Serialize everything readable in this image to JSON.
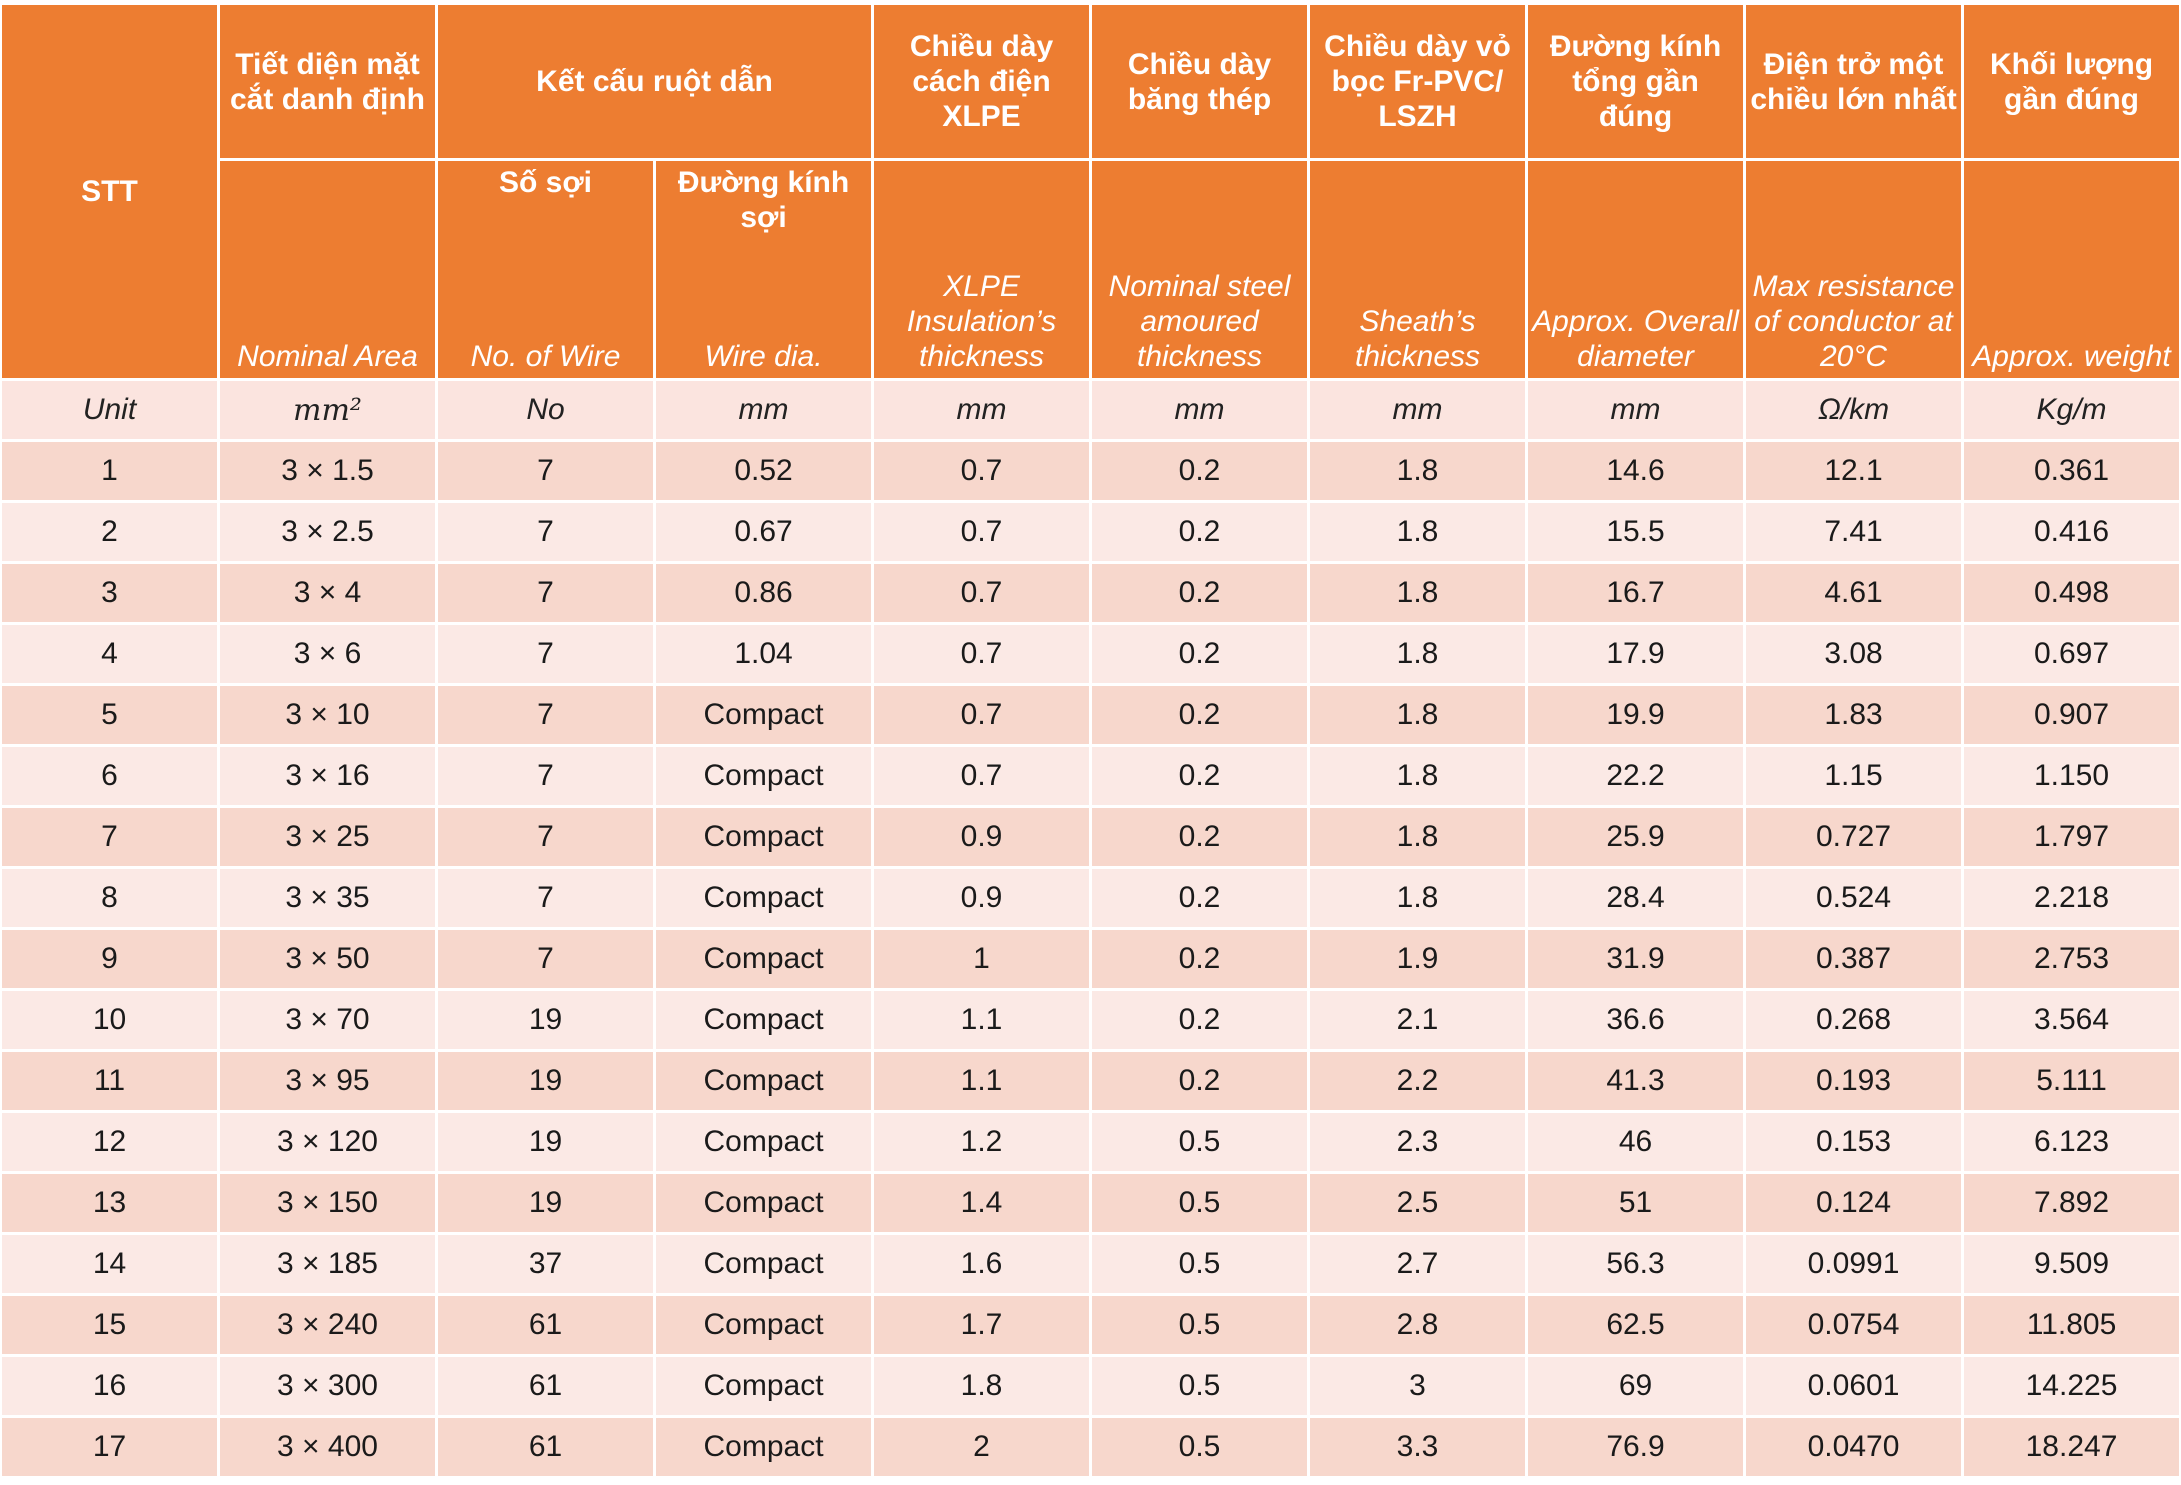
{
  "header": {
    "stt": "STT",
    "area_vn": "Tiết diện mặt cắt danh định",
    "area_en": "Nominal Area",
    "structure_vn": "Kết cấu ruột dẫn",
    "wires_vn": "Số sợi",
    "wires_en": "No. of Wire",
    "wire_dia_vn": "Đường kính sợi",
    "wire_dia_en": "Wire dia.",
    "insulation_vn": "Chiều dày cách điện XLPE",
    "insulation_en": "XLPE Insulation’s thickness",
    "steel_vn": "Chiều dày băng thép",
    "steel_en": "Nominal steel amoured thickness",
    "sheath_vn": "Chiều dày vỏ bọc Fr-PVC/ LSZH",
    "sheath_en": "Sheath’s thickness",
    "diameter_vn": "Đường kính tổng gần đúng",
    "diameter_en": "Approx. Overall diameter",
    "resistance_vn": "Điện trở một chiều lớn nhất",
    "resistance_en": "Max resistance of conductor at 20°C",
    "weight_vn": "Khối lượng gần đúng",
    "weight_en": "Approx. weight"
  },
  "units": [
    "Unit",
    "mm²",
    "No",
    "mm",
    "mm",
    "mm",
    "mm",
    "mm",
    "Ω/km",
    "Kg/m"
  ],
  "rows": [
    [
      "1",
      "3 × 1.5",
      "7",
      "0.52",
      "0.7",
      "0.2",
      "1.8",
      "14.6",
      "12.1",
      "0.361"
    ],
    [
      "2",
      "3 × 2.5",
      "7",
      "0.67",
      "0.7",
      "0.2",
      "1.8",
      "15.5",
      "7.41",
      "0.416"
    ],
    [
      "3",
      "3 × 4",
      "7",
      "0.86",
      "0.7",
      "0.2",
      "1.8",
      "16.7",
      "4.61",
      "0.498"
    ],
    [
      "4",
      "3 × 6",
      "7",
      "1.04",
      "0.7",
      "0.2",
      "1.8",
      "17.9",
      "3.08",
      "0.697"
    ],
    [
      "5",
      "3 × 10",
      "7",
      "Compact",
      "0.7",
      "0.2",
      "1.8",
      "19.9",
      "1.83",
      "0.907"
    ],
    [
      "6",
      "3 × 16",
      "7",
      "Compact",
      "0.7",
      "0.2",
      "1.8",
      "22.2",
      "1.15",
      "1.150"
    ],
    [
      "7",
      "3 × 25",
      "7",
      "Compact",
      "0.9",
      "0.2",
      "1.8",
      "25.9",
      "0.727",
      "1.797"
    ],
    [
      "8",
      "3 × 35",
      "7",
      "Compact",
      "0.9",
      "0.2",
      "1.8",
      "28.4",
      "0.524",
      "2.218"
    ],
    [
      "9",
      "3 × 50",
      "7",
      "Compact",
      "1",
      "0.2",
      "1.9",
      "31.9",
      "0.387",
      "2.753"
    ],
    [
      "10",
      "3 × 70",
      "19",
      "Compact",
      "1.1",
      "0.2",
      "2.1",
      "36.6",
      "0.268",
      "3.564"
    ],
    [
      "11",
      "3 × 95",
      "19",
      "Compact",
      "1.1",
      "0.2",
      "2.2",
      "41.3",
      "0.193",
      "5.111"
    ],
    [
      "12",
      "3 × 120",
      "19",
      "Compact",
      "1.2",
      "0.5",
      "2.3",
      "46",
      "0.153",
      "6.123"
    ],
    [
      "13",
      "3 × 150",
      "19",
      "Compact",
      "1.4",
      "0.5",
      "2.5",
      "51",
      "0.124",
      "7.892"
    ],
    [
      "14",
      "3 × 185",
      "37",
      "Compact",
      "1.6",
      "0.5",
      "2.7",
      "56.3",
      "0.0991",
      "9.509"
    ],
    [
      "15",
      "3 × 240",
      "61",
      "Compact",
      "1.7",
      "0.5",
      "2.8",
      "62.5",
      "0.0754",
      "11.805"
    ],
    [
      "16",
      "3 × 300",
      "61",
      "Compact",
      "1.8",
      "0.5",
      "3",
      "69",
      "0.0601",
      "14.225"
    ],
    [
      "17",
      "3 × 400",
      "61",
      "Compact",
      "2",
      "0.5",
      "3.3",
      "76.9",
      "0.0470",
      "18.247"
    ]
  ],
  "colors": {
    "header_bg": "#ED7D31",
    "header_text": "#FFFFFF",
    "row_odd_bg": "#F7D7CC",
    "row_even_bg": "#FBE9E5",
    "unit_row_bg": "#FBE4DF"
  }
}
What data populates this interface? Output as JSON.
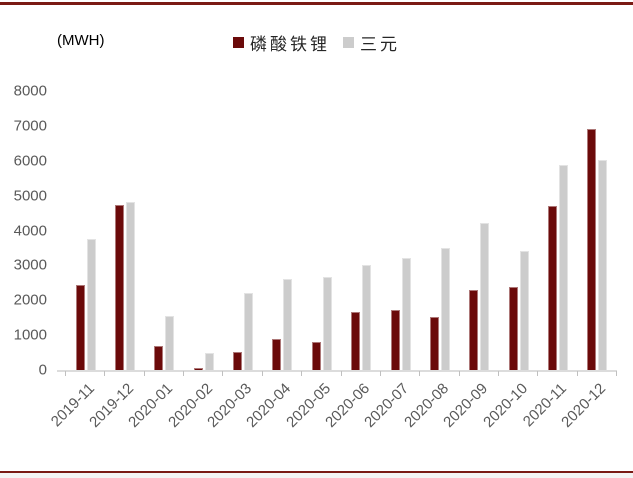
{
  "unit_label": "(MWH)",
  "frame": {
    "rule_color": "#7a1a14"
  },
  "axis": {
    "text_color": "#595959"
  },
  "legend": {
    "items": [
      {
        "label": "磷酸铁锂",
        "color": "#6b0a0a"
      },
      {
        "label": "三元",
        "color": "#cccccc"
      }
    ]
  },
  "chart_data": {
    "type": "bar",
    "title": "",
    "xlabel": "",
    "ylabel": "(MWH)",
    "unit": "MWH",
    "categories": [
      "2019-11",
      "2019-12",
      "2020-01",
      "2020-02",
      "2020-03",
      "2020-04",
      "2020-05",
      "2020-06",
      "2020-07",
      "2020-08",
      "2020-09",
      "2020-10",
      "2020-11",
      "2020-12"
    ],
    "series": [
      {
        "name": "磷酸铁锂",
        "color": "#6b0a0a",
        "values": [
          2440,
          4740,
          700,
          60,
          520,
          900,
          800,
          1650,
          1710,
          1530,
          2300,
          2380,
          4710,
          6920
        ]
      },
      {
        "name": "三元",
        "color": "#cccccc",
        "values": [
          3750,
          4820,
          1550,
          490,
          2200,
          2610,
          2680,
          3000,
          3220,
          3490,
          4220,
          3400,
          5870,
          6030
        ]
      }
    ],
    "ylim": [
      0,
      8000
    ],
    "y_ticks": [
      0,
      1000,
      2000,
      3000,
      4000,
      5000,
      6000,
      7000,
      8000
    ],
    "x_tick_rotation_deg": 45,
    "grid": false,
    "legend_position": "top-center"
  }
}
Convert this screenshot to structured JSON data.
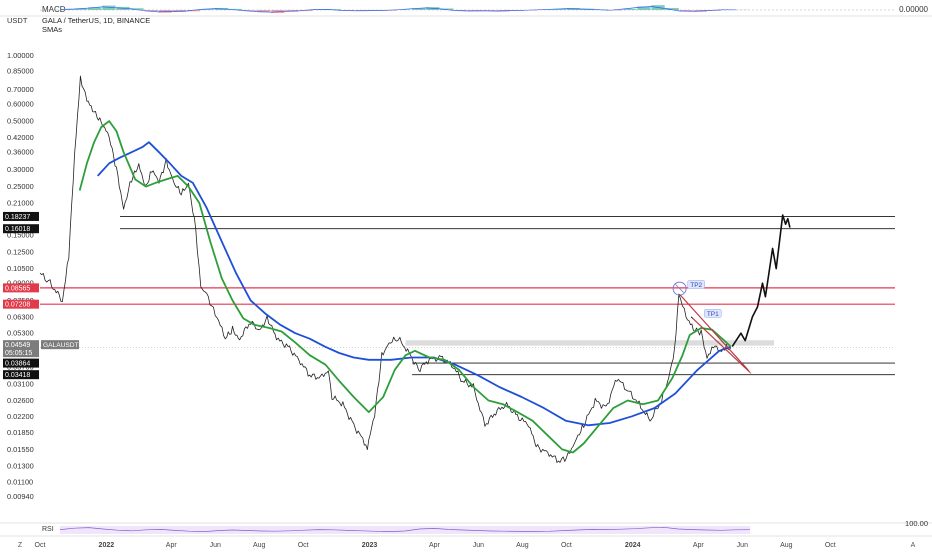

○ ○ ○ ○ ○ ○ ○

_What you have to do_
Extract from the data every line where "Approx" shows up.

_Output of the task_
    "diameter_en": "Approx. Overall diameter",
    "weight_en": "Approx. weight"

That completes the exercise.